--- BEGIN PROVIDED INFORMATION ---

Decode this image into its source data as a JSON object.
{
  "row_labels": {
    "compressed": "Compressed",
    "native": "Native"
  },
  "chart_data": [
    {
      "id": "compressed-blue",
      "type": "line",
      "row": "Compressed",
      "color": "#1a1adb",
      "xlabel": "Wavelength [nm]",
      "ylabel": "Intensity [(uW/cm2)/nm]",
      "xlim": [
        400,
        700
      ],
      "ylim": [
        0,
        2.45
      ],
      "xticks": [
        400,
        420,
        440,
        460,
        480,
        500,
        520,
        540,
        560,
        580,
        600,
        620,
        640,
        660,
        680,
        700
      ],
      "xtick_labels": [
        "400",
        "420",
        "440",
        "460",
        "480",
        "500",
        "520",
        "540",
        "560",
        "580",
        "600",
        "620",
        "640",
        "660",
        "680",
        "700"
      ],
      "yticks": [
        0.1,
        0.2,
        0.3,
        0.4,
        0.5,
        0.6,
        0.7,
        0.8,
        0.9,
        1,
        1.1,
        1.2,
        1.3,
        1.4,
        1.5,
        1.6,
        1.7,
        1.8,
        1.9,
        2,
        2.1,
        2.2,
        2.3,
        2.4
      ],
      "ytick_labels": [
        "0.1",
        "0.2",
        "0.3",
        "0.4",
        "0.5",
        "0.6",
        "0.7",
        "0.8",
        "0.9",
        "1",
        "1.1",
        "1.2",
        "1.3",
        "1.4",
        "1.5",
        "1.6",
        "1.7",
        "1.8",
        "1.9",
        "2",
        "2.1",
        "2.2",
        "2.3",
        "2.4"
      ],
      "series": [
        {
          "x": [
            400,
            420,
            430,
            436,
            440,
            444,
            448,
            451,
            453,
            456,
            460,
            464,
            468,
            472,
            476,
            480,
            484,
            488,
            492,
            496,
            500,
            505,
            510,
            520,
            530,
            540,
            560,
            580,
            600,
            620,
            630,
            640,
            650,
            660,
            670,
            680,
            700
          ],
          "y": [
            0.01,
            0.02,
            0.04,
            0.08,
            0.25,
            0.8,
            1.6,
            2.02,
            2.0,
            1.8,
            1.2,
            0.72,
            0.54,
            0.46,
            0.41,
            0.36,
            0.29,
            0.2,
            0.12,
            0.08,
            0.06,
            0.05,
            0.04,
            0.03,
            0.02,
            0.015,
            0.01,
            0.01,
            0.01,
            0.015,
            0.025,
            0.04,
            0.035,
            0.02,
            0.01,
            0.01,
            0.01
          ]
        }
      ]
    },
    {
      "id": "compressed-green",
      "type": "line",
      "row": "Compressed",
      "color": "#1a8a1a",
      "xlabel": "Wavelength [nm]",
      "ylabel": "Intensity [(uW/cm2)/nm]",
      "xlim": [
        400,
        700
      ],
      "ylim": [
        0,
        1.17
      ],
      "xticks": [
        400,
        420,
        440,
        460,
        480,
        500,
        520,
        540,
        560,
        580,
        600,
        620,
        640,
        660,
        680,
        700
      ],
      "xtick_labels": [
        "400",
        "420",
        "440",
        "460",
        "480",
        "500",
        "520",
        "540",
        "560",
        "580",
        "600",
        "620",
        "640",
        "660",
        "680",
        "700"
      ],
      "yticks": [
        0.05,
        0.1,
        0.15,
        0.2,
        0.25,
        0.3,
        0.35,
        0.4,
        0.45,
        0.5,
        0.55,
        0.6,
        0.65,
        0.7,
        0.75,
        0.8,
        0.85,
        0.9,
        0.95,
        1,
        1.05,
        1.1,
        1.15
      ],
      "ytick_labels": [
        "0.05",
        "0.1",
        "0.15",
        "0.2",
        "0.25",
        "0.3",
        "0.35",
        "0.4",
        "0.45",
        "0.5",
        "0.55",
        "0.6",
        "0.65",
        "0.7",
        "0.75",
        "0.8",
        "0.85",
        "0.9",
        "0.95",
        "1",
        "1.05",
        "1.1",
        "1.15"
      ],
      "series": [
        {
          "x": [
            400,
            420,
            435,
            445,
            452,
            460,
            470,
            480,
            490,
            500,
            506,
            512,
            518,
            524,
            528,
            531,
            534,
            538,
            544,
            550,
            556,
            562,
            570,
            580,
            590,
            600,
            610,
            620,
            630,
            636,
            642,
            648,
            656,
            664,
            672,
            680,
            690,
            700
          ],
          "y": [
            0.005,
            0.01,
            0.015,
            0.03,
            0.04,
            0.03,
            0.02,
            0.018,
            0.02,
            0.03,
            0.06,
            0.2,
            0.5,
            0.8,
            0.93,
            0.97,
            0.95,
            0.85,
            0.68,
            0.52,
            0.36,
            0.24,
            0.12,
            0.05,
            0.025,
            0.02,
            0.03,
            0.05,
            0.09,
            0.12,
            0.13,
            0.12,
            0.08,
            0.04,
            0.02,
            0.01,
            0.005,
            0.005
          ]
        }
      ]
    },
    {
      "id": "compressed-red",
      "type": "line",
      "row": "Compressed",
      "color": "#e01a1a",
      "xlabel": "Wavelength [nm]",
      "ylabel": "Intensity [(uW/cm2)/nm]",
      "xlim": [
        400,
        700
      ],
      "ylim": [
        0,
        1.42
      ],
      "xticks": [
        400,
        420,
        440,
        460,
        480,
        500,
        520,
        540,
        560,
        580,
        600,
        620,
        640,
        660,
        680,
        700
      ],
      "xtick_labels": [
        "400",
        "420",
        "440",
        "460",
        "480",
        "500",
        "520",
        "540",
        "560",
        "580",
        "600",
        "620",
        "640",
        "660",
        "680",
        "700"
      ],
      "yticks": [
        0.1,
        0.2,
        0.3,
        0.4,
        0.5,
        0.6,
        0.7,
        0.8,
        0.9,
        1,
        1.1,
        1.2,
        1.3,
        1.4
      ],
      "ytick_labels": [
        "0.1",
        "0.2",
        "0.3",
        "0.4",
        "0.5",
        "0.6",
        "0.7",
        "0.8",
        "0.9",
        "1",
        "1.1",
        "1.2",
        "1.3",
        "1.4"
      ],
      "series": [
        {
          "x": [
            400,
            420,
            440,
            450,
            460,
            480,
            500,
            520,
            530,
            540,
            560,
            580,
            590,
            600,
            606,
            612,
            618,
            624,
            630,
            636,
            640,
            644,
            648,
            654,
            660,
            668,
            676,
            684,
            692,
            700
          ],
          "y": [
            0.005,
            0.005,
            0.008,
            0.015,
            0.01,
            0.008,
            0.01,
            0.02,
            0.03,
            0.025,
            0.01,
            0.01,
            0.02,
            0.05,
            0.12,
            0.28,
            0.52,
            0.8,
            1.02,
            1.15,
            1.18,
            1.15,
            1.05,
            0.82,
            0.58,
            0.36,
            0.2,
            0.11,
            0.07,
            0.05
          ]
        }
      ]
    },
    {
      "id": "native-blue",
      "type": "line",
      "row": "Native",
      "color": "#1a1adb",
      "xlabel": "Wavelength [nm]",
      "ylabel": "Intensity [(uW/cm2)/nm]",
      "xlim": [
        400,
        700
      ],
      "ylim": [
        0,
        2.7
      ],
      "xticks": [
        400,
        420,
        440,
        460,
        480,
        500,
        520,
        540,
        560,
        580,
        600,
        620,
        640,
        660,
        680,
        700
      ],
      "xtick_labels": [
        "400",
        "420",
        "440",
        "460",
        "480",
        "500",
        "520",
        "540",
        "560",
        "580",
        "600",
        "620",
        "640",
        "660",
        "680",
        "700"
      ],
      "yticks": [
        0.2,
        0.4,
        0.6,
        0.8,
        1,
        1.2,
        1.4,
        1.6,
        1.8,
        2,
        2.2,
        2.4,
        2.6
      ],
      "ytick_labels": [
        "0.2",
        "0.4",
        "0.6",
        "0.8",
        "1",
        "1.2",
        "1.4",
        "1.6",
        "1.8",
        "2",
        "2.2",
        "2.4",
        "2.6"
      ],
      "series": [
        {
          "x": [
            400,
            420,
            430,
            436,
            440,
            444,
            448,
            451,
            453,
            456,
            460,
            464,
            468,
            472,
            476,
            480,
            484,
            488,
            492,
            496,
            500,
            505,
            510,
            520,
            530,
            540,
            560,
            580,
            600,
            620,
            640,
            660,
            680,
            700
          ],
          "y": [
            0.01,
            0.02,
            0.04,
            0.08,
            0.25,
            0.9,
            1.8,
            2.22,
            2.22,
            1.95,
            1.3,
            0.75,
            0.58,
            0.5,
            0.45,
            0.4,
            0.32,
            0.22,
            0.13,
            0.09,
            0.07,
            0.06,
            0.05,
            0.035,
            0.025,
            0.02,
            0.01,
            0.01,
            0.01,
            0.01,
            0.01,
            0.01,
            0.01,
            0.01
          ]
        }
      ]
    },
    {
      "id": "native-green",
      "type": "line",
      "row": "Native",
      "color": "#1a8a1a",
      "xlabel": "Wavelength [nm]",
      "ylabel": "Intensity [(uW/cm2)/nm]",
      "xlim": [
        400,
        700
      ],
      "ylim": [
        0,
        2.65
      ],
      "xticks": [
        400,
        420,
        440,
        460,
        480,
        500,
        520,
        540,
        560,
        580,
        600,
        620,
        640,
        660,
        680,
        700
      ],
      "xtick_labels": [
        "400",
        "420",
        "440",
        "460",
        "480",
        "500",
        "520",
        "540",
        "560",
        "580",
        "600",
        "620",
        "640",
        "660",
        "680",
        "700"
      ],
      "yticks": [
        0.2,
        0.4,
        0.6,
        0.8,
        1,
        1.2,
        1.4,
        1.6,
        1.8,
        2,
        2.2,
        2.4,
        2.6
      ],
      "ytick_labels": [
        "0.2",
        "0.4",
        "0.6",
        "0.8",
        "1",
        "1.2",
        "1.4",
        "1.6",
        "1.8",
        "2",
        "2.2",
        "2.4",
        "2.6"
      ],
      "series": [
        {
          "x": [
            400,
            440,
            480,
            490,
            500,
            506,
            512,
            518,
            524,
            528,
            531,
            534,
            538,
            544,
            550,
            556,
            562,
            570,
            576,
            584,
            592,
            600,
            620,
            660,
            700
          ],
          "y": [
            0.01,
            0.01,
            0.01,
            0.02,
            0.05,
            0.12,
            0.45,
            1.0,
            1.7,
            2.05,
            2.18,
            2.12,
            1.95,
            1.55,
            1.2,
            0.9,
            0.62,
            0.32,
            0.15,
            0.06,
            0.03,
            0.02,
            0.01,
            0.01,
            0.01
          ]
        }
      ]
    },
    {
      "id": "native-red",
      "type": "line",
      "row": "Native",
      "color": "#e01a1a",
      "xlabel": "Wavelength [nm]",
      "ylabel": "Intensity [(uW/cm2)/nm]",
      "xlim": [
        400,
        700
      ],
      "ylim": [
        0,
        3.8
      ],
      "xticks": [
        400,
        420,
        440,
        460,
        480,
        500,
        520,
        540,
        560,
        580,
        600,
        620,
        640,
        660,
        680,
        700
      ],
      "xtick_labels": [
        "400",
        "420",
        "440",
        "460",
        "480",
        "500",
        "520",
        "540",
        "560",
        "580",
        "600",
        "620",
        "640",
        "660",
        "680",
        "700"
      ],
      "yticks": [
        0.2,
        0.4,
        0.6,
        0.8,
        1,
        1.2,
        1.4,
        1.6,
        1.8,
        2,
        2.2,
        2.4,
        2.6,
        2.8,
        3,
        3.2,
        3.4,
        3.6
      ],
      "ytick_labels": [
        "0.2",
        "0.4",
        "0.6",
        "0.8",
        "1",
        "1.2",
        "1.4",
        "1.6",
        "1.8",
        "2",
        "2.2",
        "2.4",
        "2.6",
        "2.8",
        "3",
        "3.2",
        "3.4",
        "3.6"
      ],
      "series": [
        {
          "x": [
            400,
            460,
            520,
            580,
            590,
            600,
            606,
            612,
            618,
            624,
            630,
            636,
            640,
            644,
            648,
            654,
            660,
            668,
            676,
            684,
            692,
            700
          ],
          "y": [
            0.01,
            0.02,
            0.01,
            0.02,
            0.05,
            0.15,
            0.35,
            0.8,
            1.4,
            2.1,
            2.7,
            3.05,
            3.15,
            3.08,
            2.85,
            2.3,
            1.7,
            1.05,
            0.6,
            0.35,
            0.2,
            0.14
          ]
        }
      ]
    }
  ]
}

--- END PROVIDED INFORMATION ---

*TASK TO COMPLETE*: Working from the entries above, return all lines that contain "green".

*WRITTEN SOLUTION*:
      "id": "compressed-green",
      "id": "native-green",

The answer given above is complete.